— Task requirements —
Search the material and gather each line with "MEAT" in it.

— Given records —
* * *

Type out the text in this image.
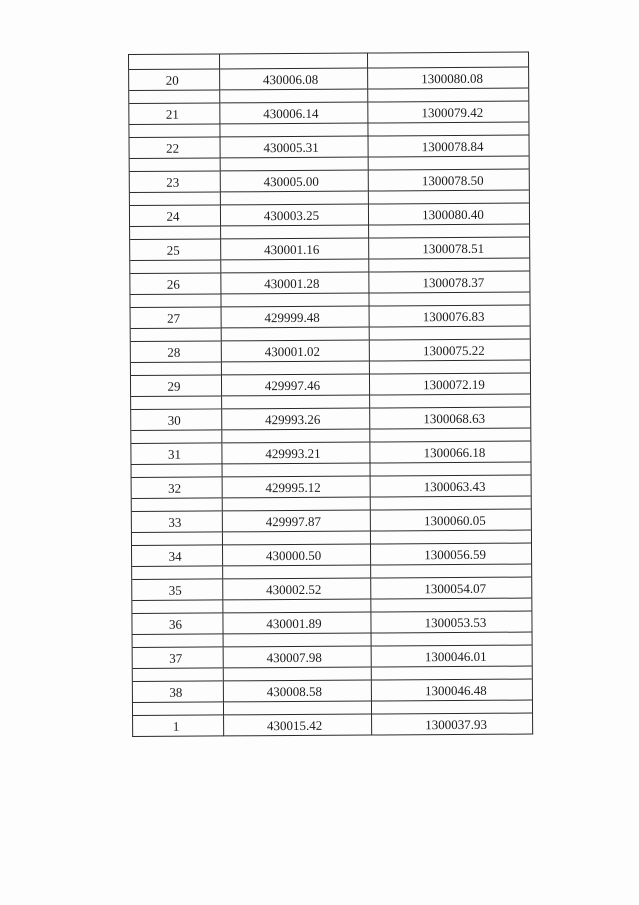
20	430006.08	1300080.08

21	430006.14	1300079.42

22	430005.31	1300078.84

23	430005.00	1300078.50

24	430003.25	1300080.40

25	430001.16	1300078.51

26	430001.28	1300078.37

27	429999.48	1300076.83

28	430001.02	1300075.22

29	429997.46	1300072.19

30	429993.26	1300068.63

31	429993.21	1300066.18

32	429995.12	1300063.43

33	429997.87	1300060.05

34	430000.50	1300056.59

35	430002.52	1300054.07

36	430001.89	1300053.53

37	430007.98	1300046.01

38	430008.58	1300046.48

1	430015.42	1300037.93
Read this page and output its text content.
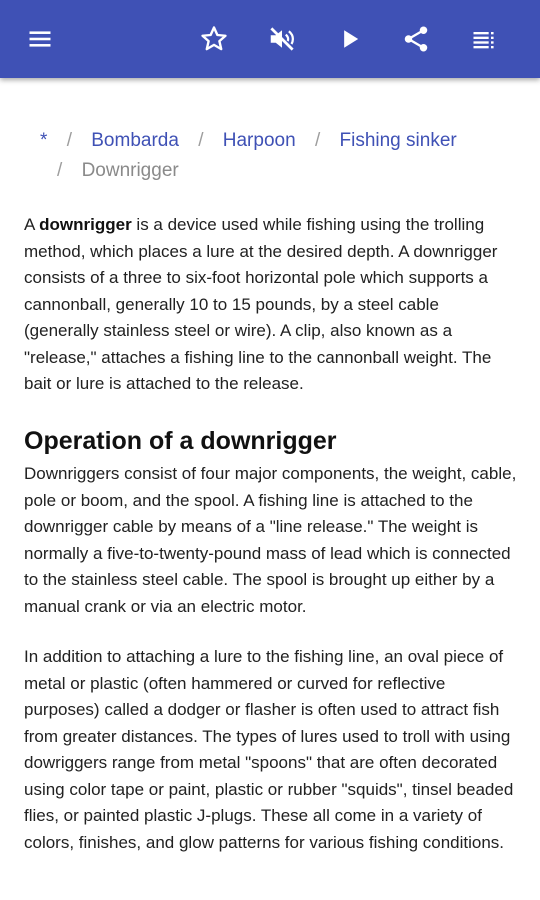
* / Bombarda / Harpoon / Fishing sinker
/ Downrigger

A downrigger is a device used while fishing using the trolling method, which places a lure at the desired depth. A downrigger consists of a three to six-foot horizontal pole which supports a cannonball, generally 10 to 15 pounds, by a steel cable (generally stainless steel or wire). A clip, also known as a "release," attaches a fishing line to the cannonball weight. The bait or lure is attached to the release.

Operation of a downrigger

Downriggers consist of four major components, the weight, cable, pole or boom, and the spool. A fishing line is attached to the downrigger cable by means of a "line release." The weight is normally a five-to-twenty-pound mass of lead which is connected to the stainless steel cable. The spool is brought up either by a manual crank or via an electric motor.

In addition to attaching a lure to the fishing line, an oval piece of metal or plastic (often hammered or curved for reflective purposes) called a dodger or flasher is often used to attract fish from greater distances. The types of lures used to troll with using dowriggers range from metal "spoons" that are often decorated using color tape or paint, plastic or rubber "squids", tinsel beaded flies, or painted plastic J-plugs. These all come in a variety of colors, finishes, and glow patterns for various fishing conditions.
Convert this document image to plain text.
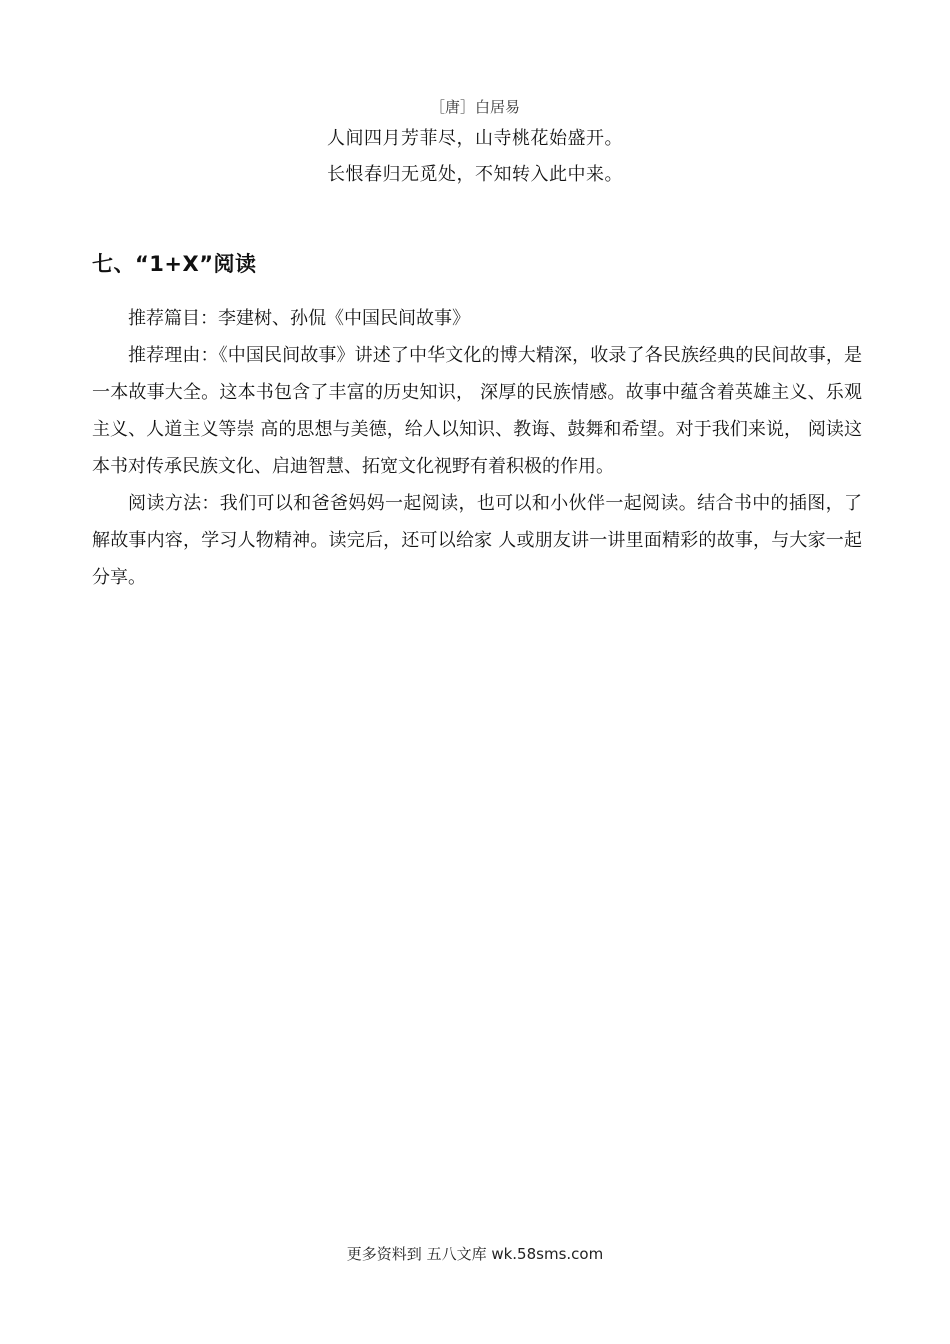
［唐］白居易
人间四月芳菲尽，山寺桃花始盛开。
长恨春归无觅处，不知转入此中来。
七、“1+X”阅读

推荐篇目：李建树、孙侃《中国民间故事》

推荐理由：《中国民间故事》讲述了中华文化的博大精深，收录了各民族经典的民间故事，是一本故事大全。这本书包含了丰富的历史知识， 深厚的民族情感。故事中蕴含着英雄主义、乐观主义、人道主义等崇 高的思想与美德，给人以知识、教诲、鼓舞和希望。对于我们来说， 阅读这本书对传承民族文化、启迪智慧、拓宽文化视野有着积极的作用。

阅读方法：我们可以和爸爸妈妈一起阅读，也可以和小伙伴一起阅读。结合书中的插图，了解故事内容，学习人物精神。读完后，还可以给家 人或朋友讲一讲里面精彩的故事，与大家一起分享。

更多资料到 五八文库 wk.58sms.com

* * *

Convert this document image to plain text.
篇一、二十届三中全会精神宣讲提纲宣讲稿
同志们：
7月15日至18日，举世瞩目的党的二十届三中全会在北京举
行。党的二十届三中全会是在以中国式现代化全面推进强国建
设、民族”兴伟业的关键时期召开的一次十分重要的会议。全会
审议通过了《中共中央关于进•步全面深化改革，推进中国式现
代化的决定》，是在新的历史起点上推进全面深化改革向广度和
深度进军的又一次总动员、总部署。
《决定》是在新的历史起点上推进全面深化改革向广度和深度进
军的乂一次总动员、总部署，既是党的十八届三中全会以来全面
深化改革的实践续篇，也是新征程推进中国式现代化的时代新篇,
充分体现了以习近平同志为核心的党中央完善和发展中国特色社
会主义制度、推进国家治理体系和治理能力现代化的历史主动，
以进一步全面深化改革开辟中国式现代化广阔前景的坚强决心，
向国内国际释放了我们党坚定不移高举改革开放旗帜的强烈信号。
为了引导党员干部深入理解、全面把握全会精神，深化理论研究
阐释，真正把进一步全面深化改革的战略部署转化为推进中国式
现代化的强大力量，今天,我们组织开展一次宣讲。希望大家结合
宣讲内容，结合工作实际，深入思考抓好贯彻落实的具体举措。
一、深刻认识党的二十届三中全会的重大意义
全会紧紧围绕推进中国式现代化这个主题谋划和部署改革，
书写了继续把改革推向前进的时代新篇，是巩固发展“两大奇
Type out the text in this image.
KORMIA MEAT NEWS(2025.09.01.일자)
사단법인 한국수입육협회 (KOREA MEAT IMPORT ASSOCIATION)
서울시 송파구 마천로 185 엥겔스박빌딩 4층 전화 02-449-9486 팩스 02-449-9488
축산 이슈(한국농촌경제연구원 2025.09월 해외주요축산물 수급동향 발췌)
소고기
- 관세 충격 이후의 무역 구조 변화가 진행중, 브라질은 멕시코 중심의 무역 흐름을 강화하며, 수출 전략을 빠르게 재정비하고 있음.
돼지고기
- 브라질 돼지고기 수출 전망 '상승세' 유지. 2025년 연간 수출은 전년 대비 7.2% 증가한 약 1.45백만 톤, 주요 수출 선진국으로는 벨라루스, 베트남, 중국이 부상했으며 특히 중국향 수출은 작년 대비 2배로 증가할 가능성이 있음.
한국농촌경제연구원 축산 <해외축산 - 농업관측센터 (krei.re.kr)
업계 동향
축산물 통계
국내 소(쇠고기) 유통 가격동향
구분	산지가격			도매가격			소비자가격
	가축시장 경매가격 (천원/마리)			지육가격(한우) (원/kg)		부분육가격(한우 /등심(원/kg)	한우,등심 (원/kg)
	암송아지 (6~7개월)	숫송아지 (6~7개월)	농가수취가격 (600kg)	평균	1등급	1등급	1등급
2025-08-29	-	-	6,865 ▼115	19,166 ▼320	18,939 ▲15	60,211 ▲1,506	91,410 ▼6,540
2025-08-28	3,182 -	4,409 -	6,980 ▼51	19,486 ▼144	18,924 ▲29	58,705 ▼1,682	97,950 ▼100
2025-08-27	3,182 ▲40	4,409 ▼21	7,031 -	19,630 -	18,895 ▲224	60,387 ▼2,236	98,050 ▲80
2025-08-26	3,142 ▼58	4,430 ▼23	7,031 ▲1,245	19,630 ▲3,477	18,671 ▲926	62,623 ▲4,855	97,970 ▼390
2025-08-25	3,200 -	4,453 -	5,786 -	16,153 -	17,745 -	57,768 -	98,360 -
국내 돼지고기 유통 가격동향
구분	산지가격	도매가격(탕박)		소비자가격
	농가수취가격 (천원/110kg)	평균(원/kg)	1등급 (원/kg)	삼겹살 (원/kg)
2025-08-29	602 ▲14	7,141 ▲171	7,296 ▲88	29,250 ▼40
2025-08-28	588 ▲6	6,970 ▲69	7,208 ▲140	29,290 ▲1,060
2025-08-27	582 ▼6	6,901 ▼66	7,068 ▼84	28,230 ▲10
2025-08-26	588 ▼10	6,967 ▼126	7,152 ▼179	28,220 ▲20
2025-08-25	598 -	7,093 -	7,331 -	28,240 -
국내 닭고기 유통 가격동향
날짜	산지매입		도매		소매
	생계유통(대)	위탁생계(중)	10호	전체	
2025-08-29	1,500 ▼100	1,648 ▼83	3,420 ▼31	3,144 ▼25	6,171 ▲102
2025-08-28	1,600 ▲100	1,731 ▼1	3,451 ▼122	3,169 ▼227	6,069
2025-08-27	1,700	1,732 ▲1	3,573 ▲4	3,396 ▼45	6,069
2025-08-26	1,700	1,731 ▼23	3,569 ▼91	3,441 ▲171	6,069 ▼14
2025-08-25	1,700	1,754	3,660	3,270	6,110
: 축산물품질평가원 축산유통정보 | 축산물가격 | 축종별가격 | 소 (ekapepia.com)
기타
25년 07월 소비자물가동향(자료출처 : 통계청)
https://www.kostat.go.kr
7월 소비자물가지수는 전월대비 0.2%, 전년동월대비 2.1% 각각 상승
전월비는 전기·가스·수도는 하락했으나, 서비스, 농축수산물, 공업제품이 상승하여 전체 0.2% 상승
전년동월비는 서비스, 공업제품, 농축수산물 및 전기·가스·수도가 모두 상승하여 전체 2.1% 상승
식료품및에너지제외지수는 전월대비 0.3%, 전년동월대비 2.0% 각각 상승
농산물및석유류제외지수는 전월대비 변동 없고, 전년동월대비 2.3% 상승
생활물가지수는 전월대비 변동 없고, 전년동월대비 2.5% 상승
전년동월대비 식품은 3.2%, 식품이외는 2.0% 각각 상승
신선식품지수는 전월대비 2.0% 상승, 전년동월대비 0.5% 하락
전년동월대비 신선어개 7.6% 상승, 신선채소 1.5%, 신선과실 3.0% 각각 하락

* * *

— Output of the exercise —
KORMIA MEAT NEWS(2025.09.01.일자)
사단법인 한국수입육협회 (KOREA MEAT IMPORT ASSOCIATION)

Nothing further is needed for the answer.